● Written instruction:
State how many lines of the entries hold the string "name". Reply with the number alone.

● Task inputs:

:::::

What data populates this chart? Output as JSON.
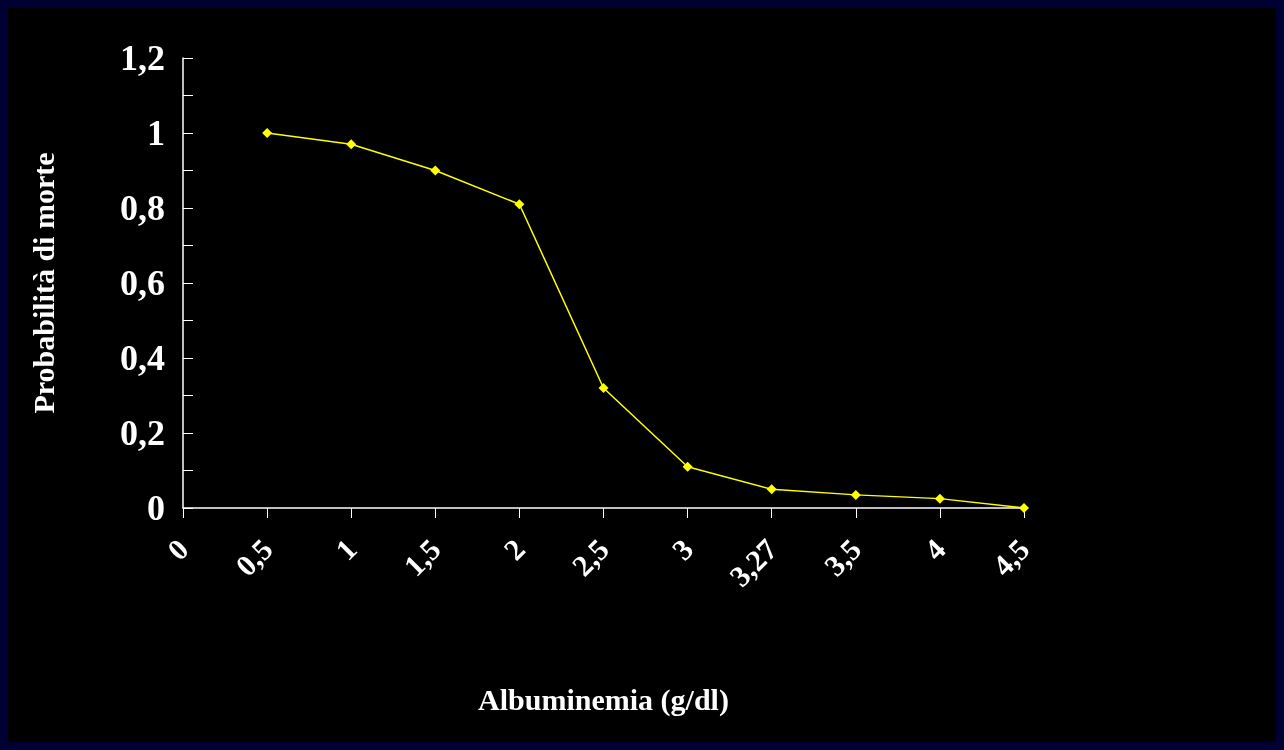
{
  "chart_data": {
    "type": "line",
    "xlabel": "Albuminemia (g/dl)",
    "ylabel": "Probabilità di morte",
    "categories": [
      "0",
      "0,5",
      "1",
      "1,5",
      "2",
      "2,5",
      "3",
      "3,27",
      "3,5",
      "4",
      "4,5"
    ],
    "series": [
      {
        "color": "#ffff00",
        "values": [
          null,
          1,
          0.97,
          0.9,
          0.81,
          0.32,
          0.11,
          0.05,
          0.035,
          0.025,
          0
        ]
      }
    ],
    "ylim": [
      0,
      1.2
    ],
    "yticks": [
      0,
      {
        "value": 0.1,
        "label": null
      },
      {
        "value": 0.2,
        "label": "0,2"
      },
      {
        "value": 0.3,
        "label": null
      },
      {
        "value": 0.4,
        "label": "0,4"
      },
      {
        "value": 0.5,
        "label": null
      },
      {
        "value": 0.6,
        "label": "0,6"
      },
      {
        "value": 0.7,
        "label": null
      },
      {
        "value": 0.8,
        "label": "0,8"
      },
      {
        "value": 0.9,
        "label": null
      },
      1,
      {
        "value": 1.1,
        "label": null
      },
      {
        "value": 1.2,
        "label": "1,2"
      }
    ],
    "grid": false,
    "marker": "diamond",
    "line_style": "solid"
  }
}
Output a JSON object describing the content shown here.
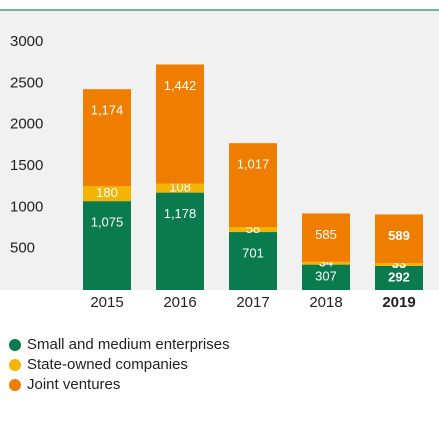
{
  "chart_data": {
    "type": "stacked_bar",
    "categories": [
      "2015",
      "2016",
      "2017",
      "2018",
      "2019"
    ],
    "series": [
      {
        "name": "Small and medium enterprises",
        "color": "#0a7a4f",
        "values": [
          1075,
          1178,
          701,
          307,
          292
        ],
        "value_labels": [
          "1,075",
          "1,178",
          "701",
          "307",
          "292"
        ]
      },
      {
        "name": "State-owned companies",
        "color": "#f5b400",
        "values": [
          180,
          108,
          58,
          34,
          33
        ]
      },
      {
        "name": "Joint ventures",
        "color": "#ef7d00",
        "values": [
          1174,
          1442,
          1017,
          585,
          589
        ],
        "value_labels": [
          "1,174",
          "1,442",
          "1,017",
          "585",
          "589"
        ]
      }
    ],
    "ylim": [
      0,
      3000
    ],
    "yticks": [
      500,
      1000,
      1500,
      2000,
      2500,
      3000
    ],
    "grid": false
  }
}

:::::

● Task result:
3